## Begin Extracted data

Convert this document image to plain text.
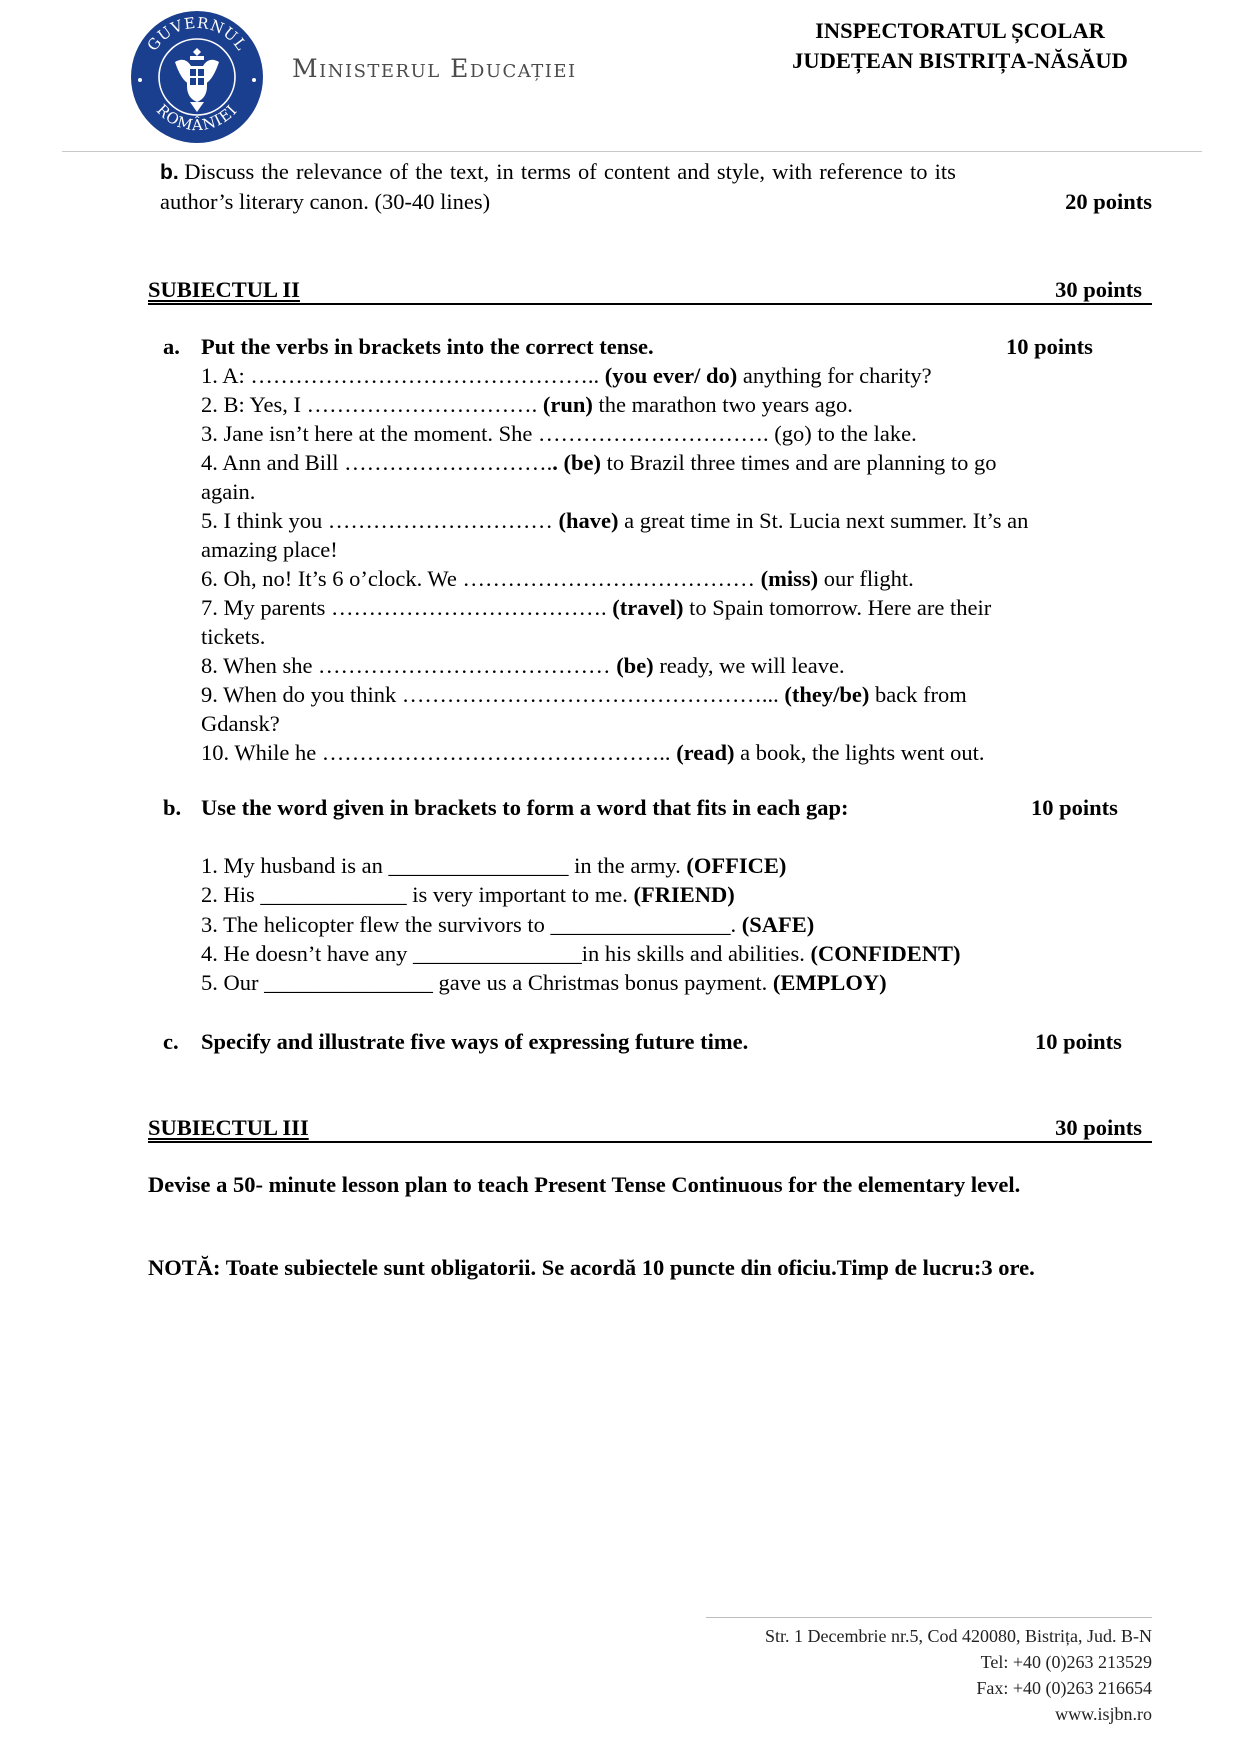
GUVERNUL
ROMÂNIEI
Ministerul Educației
INSPECTORATUL ȘCOLAR
JUDEȚEAN BISTRIȚA-NĂSĂUD
b. Discuss the relevance of the text, in terms of content and style, with reference to its
author’s literary canon. (30-40 lines)	20 points
SUBIECTUL II	30 points
a. Put the verbs in brackets into the correct tense.	10 points
1. A: ……………………………………….. (you ever/ do) anything for charity?
2. B: Yes, I …………………………. (run) the marathon two years ago.
3. Jane isn’t here at the moment. She …………………………. (go) to the lake.
4. Ann and Bill ……………………….. (be) to Brazil three times and are planning to go
again.
5. I think you ………………………… (have) a great time in St. Lucia next summer. It’s an
amazing place!
6. Oh, no! It’s 6 o’clock. We ………………………………… (miss) our flight.
7. My parents ………………………………. (travel) to Spain tomorrow. Here are their
tickets.
8. When she ………………………………… (be) ready, we will leave.
9. When do you think …………………………………………... (they/be) back from
Gdansk?
10. While he ……………………………………….. (read) a book, the lights went out.
b. Use the word given in brackets to form a word that fits in each gap:	10 points
1. My husband is an ________________ in the army. (OFFICE)
2. His _____________ is very important to me. (FRIEND)
3. The helicopter flew the survivors to ________________. (SAFE)
4. He doesn’t have any _______________in his skills and abilities. (CONFIDENT)
5. Our _______________ gave us a Christmas bonus payment. (EMPLOY)
c. Specify and illustrate five ways of expressing future time.	10 points
SUBIECTUL III	30 points
Devise a 50- minute lesson plan to teach Present Tense Continuous for the elementary level.
NOTĂ: Toate subiectele sunt obligatorii. Se acordă 10 puncte din oficiu.Timp de lucru:3 ore.
Str. 1 Decembrie nr.5, Cod 420080, Bistrița, Jud. B-N
Tel: +40 (0)263 213529
Fax: +40 (0)263 216654
www.isjbn.ro
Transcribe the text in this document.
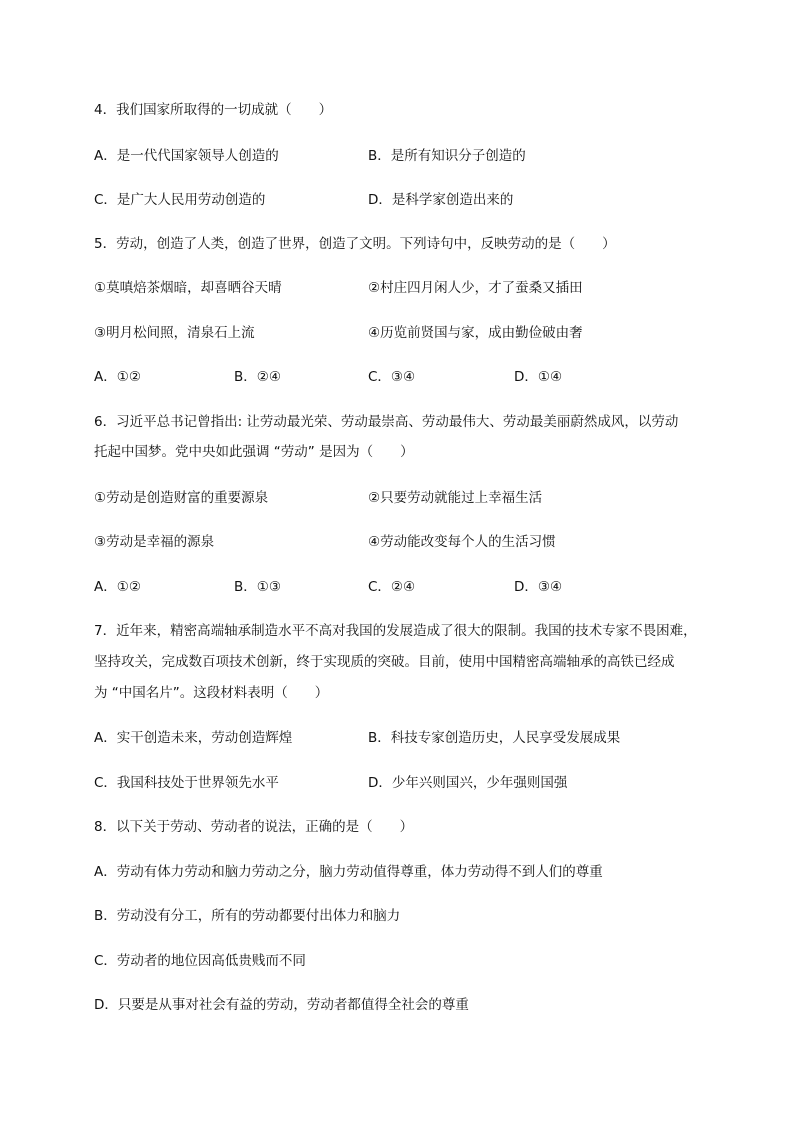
4．我们国家所取得的一切成就（　　）
A．是一代代国家领导人创造的	B．是所有知识分子创造的
C．是广大人民用劳动创造的	D．是科学家创造出来的
5．劳动，创造了人类，创造了世界，创造了文明。下列诗句中，反映劳动的是（　　）
①莫嗔焙茶烟暗，却喜晒谷天晴	②村庄四月闲人少，才了蚕桑又插田
③明月松间照，清泉石上流	④历览前贤国与家，成由勤俭破由奢
A．①②	B．②④	C．③④	D．①④
6．习近平总书记曾指出: 让劳动最光荣、劳动最崇高、劳动最伟大、劳动最美丽蔚然成风，以劳动
托起中国梦。党中央如此强调 “劳动” 是因为（　　）
①劳动是创造财富的重要源泉	②只要劳动就能过上幸福生活
③劳动是幸福的源泉	④劳动能改变每个人的生活习惯
A．①②	B．①③	C．②④	D．③④
7．近年来，精密高端轴承制造水平不高对我国的发展造成了很大的限制。我国的技术专家不畏困难，
坚持攻关，完成数百项技术创新，终于实现质的突破。目前，使用中国精密高端轴承的高铁已经成
为 “中国名片”。这段材料表明（　　）
A．实干创造未来，劳动创造辉煌	B．科技专家创造历史，人民享受发展成果
C．我国科技处于世界领先水平	D．少年兴则国兴，少年强则国强
8．以下关于劳动、劳动者的说法，正确的是（　　）
A．劳动有体力劳动和脑力劳动之分，脑力劳动值得尊重，体力劳动得不到人们的尊重
B．劳动没有分工，所有的劳动都要付出体力和脑力
C．劳动者的地位因高低贵贱而不同
D．只要是从事对社会有益的劳动，劳动者都值得全社会的尊重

## End Extracted data

• _Task requirements_:
Copy out all lines above that include the string "brackets".

• _Exercise response_:
a. Put the verbs in brackets into the correct tense.	10 points
b. Use the word given in brackets to form a word that fits in each gap:	10 points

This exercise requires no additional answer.